-- START Input data --

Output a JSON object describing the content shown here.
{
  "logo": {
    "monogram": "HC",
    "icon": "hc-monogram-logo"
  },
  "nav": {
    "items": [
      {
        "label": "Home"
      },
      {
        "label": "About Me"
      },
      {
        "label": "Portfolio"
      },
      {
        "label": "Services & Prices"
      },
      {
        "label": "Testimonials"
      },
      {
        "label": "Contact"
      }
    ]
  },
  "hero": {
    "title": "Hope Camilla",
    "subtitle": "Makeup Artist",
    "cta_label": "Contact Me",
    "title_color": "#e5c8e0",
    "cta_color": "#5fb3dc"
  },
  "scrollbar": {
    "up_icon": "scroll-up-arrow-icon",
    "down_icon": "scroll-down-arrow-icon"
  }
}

-- END Input data --

Task objective - From the entries above, copy every line containing the word "arrow".

Result below -
    "up_icon": "scroll-up-arrow-icon",
    "down_icon": "scroll-down-arrow-icon"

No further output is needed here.